EXERCISE INPUTS start
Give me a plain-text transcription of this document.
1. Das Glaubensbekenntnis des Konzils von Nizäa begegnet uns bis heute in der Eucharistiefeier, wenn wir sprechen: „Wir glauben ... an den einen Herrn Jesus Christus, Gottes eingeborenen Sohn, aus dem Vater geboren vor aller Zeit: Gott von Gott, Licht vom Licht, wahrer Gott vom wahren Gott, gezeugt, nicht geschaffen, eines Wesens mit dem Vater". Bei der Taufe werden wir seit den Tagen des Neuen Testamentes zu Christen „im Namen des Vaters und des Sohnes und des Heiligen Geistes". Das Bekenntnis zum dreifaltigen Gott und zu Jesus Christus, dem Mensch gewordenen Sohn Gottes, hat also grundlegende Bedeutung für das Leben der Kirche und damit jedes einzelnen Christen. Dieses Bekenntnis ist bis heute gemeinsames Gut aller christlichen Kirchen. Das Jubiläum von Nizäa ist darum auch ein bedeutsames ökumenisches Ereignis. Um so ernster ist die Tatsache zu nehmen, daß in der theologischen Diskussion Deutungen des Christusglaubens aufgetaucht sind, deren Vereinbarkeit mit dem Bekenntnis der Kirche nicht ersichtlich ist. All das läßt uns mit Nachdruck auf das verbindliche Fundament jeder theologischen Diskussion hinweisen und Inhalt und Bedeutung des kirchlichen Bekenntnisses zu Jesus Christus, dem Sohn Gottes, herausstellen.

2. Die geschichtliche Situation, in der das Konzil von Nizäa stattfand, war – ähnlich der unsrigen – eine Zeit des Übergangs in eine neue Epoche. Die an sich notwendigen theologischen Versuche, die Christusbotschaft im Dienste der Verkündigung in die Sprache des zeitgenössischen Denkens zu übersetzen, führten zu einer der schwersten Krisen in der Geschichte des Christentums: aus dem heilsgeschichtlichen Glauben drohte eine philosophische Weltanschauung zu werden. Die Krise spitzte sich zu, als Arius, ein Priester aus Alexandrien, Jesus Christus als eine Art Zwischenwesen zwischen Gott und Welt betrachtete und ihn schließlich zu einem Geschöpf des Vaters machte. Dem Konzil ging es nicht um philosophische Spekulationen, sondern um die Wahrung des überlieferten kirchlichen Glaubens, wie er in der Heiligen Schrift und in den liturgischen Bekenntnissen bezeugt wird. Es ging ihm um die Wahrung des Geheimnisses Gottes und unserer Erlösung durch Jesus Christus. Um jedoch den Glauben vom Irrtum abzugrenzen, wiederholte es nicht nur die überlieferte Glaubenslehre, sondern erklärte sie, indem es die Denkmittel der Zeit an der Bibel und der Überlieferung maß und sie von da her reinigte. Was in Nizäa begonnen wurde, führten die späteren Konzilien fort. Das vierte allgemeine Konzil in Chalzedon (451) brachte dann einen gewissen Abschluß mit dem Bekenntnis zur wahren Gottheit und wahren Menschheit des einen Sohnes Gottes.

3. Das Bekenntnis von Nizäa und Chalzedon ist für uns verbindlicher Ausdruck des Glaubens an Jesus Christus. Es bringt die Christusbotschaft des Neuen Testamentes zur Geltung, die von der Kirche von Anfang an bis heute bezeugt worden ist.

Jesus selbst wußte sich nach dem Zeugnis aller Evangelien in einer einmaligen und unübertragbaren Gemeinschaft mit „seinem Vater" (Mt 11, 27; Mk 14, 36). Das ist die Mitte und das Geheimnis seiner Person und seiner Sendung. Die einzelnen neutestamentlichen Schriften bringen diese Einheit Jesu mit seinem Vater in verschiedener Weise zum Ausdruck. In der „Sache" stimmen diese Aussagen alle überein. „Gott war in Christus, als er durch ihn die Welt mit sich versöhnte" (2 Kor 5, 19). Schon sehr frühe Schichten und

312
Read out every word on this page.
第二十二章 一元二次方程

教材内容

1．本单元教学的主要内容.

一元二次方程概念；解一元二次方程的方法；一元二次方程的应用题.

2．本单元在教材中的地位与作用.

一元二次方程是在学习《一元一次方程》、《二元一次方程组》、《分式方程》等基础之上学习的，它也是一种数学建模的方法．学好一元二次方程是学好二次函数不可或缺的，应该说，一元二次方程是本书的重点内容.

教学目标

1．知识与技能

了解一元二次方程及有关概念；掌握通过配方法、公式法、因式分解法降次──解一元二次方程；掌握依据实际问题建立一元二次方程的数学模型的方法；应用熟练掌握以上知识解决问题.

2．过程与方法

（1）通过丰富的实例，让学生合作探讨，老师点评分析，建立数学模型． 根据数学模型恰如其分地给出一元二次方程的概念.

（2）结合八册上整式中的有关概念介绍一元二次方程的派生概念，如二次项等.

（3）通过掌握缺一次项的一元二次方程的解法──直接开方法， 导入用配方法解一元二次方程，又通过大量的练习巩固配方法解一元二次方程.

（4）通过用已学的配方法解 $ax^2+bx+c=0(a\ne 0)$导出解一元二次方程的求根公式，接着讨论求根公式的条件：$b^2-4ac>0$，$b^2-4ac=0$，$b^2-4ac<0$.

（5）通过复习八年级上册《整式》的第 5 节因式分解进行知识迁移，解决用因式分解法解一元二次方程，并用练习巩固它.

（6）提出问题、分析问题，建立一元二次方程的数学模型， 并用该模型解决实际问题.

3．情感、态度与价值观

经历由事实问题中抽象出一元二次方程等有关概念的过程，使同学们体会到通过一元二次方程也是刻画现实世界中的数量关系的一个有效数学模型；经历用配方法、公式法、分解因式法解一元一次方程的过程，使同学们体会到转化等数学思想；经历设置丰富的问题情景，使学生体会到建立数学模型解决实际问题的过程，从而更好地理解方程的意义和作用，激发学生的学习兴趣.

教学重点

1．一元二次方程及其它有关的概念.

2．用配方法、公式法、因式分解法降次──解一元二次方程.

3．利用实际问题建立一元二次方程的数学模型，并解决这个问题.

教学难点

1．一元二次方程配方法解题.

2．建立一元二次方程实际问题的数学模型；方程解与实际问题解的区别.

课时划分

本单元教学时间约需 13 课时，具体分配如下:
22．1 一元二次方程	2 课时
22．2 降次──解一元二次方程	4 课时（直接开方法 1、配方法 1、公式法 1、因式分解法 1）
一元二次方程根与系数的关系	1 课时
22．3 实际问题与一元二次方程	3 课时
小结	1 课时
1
EXERCISE INPUTS end
*TO DO*
Return every line holding the word "this" from the records.

*PROBLEM SOLUTION*
Give me a plain-text transcription of this document.
Read out every word on this page.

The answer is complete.